+++ Record extracts
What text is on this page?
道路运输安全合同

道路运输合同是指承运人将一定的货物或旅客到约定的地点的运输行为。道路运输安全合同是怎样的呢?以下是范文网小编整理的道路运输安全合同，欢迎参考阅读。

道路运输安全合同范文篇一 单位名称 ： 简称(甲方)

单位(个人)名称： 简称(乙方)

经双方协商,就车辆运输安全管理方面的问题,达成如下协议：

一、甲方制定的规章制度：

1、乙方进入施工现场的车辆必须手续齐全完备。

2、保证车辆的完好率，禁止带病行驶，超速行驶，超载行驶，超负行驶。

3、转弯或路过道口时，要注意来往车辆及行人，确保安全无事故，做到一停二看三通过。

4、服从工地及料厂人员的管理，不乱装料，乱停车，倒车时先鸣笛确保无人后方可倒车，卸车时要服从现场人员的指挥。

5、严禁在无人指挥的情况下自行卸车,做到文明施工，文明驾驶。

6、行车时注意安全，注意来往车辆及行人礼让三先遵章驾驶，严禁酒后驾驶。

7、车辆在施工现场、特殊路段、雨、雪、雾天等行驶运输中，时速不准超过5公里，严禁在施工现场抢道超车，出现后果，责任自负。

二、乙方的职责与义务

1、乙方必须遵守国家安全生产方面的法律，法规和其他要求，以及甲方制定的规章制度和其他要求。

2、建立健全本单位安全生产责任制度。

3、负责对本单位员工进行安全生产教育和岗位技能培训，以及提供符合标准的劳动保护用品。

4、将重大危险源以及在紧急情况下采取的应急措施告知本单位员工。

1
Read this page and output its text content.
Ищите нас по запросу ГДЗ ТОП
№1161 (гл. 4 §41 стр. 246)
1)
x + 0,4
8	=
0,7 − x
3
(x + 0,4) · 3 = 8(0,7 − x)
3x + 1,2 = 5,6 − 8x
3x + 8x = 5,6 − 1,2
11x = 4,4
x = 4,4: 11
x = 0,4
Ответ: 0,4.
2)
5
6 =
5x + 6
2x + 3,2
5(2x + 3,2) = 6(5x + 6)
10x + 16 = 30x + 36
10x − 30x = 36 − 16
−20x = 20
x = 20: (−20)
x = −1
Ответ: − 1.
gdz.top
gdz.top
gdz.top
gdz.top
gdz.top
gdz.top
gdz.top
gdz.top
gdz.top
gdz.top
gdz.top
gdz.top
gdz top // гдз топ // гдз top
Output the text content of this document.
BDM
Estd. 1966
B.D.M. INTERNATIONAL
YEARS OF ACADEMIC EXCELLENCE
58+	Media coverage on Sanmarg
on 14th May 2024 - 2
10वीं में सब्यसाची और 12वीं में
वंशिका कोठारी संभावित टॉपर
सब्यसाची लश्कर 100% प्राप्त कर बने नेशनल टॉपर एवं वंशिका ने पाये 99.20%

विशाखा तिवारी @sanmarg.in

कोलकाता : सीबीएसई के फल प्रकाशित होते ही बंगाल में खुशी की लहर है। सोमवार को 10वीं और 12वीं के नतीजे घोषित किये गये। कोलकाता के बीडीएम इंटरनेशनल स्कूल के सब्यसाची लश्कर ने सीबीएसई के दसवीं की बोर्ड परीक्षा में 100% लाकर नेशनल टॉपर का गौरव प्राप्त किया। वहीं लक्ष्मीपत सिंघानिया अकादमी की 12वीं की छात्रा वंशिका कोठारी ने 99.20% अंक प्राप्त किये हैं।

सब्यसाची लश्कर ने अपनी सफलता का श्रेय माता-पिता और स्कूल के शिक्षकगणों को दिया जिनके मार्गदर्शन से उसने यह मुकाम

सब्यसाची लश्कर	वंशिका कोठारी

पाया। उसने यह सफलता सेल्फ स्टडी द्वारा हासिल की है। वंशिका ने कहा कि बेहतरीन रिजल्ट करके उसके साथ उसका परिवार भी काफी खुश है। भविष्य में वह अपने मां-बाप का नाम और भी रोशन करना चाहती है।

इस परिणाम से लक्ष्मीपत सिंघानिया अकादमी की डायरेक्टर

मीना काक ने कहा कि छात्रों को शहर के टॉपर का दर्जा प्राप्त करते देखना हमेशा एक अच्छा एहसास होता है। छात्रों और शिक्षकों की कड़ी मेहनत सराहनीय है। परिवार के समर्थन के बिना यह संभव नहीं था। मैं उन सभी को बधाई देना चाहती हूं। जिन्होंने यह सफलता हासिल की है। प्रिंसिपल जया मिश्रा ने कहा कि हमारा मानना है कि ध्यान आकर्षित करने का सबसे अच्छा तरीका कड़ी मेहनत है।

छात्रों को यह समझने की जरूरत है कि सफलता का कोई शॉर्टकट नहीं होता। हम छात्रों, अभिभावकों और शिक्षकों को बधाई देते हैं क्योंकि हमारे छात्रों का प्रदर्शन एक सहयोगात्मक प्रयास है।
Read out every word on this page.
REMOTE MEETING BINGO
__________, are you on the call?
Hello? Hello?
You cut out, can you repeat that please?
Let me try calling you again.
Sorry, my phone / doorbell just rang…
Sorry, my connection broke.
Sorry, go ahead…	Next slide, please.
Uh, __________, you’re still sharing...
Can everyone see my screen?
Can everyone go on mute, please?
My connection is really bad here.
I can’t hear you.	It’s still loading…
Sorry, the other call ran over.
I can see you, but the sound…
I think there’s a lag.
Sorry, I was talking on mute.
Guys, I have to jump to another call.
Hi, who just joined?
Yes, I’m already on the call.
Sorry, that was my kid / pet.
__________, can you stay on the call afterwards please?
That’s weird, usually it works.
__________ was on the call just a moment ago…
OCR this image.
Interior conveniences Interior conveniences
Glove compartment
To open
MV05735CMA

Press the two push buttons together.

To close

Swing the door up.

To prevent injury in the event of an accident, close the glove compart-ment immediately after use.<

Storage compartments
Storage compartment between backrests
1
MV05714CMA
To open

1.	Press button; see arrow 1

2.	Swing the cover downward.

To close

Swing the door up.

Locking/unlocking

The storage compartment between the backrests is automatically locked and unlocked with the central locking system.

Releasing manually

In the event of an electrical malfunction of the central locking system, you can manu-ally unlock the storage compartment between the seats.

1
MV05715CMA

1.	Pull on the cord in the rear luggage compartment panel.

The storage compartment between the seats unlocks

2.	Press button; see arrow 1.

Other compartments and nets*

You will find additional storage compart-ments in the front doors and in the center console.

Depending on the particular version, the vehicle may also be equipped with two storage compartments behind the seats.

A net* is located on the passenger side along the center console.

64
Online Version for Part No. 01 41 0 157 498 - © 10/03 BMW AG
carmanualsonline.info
++++++
» **Problem statement**:
List all lines in the material containing the string "Press".

» **Finished exercise**:
Press the two push buttons together.
1.	Press button; see arrow 1
2.	Press button; see arrow 1.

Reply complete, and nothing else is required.